» Direction
Copy out all the lines where "emocionais" shows up.

####

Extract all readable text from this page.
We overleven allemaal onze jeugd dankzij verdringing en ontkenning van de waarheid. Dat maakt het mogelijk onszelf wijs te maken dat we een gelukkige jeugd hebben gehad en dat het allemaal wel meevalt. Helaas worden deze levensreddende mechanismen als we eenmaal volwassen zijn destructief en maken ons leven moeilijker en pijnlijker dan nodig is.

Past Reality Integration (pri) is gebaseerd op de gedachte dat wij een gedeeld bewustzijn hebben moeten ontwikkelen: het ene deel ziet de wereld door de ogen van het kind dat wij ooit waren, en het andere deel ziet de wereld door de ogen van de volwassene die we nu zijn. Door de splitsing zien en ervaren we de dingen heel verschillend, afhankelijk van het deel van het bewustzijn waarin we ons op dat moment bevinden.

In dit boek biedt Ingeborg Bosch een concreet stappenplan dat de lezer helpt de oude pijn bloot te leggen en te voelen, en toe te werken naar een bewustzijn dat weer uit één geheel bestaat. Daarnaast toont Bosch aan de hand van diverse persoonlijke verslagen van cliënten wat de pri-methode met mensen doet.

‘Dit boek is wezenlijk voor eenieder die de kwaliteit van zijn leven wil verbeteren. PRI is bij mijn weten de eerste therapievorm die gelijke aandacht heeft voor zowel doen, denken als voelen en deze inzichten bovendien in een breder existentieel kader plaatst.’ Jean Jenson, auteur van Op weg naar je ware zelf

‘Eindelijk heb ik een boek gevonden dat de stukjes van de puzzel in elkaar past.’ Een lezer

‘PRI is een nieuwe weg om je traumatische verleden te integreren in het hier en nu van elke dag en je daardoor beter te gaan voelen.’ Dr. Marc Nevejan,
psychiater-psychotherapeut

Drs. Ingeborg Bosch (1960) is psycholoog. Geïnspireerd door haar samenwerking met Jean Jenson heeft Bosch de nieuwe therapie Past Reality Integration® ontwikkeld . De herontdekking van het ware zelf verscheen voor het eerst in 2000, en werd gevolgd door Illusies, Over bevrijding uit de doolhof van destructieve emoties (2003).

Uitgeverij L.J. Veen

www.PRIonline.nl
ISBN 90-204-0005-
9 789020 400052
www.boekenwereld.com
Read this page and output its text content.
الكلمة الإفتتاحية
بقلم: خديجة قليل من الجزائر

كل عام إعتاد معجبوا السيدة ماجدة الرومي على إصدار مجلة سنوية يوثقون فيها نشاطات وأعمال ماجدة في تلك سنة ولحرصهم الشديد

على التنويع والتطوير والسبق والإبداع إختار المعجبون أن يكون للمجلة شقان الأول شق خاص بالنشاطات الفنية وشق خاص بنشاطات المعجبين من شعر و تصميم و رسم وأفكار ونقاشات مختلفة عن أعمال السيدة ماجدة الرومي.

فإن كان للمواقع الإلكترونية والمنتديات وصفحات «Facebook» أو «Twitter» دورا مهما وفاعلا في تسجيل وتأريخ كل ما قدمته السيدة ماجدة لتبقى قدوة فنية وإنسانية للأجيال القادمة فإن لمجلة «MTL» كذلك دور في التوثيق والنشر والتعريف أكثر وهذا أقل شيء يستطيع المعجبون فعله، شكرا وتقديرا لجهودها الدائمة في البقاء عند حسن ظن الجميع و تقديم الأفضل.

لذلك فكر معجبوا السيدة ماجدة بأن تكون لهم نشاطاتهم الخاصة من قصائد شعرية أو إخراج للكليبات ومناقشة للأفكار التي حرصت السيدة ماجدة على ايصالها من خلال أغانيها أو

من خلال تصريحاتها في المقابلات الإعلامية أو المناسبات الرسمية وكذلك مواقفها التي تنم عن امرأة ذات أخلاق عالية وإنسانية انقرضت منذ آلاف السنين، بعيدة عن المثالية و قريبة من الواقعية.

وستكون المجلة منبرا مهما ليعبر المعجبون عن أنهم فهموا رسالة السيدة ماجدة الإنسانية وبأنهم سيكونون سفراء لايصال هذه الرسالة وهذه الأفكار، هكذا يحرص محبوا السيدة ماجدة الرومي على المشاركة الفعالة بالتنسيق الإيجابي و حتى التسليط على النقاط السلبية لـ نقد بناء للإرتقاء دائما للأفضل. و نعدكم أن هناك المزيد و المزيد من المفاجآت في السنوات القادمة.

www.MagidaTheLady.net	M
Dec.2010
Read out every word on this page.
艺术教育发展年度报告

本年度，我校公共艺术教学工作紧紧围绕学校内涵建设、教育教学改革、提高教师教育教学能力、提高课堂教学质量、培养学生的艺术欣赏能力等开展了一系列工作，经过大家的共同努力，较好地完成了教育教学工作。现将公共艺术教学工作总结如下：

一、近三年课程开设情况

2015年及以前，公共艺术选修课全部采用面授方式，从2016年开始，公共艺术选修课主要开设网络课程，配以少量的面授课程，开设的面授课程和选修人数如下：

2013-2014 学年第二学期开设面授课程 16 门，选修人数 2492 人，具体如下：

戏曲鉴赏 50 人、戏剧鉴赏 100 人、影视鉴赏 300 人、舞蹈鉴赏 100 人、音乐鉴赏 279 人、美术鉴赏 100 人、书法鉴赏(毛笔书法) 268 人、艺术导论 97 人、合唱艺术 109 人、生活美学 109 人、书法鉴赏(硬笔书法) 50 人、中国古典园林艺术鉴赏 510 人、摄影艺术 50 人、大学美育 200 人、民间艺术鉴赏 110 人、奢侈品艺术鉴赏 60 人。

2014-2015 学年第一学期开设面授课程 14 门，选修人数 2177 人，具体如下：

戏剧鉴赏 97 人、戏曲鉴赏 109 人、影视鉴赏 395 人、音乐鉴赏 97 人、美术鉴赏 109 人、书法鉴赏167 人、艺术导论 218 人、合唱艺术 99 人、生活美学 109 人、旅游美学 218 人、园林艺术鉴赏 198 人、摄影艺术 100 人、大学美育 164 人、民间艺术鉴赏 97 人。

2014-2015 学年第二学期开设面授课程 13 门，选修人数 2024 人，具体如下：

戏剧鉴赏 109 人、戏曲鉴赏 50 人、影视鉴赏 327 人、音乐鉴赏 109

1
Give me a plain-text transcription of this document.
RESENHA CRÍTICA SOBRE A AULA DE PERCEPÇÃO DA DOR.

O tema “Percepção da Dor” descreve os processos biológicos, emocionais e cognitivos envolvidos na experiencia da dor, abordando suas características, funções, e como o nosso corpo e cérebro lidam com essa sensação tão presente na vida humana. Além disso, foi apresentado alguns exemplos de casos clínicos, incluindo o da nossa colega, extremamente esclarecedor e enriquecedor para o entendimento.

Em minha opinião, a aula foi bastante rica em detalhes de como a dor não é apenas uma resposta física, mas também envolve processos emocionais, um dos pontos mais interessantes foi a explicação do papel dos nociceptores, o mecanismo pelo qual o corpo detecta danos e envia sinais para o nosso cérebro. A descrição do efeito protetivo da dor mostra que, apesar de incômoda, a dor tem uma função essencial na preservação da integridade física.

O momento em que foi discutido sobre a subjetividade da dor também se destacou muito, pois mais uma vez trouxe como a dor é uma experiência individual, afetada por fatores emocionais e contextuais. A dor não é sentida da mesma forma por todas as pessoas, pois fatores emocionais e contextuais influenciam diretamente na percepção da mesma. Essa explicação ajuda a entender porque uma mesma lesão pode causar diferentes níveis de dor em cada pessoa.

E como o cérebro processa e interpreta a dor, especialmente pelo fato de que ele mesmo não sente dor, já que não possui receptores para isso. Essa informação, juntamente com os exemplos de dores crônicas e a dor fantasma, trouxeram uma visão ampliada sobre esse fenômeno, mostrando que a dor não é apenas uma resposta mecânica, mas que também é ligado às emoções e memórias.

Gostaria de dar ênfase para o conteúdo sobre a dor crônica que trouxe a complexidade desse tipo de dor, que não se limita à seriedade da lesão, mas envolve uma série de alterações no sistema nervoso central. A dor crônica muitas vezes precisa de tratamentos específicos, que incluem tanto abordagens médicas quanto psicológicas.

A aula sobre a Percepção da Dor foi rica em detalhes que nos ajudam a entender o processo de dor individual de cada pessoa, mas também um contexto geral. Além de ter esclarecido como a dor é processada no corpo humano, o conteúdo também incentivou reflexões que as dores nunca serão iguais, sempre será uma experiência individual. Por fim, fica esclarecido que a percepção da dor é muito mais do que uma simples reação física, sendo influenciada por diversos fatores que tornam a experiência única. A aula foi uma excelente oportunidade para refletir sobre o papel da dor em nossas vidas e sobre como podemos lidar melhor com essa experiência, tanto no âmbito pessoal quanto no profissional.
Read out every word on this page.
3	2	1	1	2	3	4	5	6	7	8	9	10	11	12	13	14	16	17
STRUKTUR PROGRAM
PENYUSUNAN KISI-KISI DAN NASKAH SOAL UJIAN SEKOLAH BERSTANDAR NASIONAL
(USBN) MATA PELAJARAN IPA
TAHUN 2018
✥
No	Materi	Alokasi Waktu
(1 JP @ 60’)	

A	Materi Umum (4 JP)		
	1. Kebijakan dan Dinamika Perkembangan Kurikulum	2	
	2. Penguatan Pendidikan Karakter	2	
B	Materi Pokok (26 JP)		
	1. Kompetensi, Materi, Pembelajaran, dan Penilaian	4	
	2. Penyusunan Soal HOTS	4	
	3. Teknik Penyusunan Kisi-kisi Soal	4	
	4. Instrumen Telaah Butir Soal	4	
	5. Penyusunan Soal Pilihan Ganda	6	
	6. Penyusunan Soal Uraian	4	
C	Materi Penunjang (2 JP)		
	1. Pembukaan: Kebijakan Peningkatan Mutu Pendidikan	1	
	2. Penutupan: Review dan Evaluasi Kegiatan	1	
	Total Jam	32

####

» Result
O tema “Percepção da Dor” descreve os processos biológicos, emocionais e cognitivos envolvidos na experiencia da dor, abordando suas características, funções, e como o nosso corpo e cérebro lidam com essa sensação tão presente na vida humana. Além disso, foi apresentado alguns exemplos de casos clínicos, incluindo o da nossa colega, extremamente esclarecedor e enriquecedor para o entendimento.
Em minha opinião, a aula foi bastante rica em detalhes de como a dor não é apenas uma resposta física, mas também envolve processos emocionais, um dos pontos mais interessantes foi a explicação do papel dos nociceptores, o mecanismo pelo qual o corpo detecta danos e envia sinais para o nosso cérebro. A descrição do efeito protetivo da dor mostra que, apesar de incômoda, a dor tem uma função essencial na preservação da integridade física.
O momento em que foi discutido sobre a subjetividade da dor também se destacou muito, pois mais uma vez trouxe como a dor é uma experiência individual, afetada por fatores emocionais e contextuais. A dor não é sentida da mesma forma por todas as pessoas, pois fatores emocionais e contextuais influenciam diretamente na percepção da mesma. Essa explicação ajuda a entender porque uma mesma lesão pode causar diferentes níveis de dor em cada pessoa.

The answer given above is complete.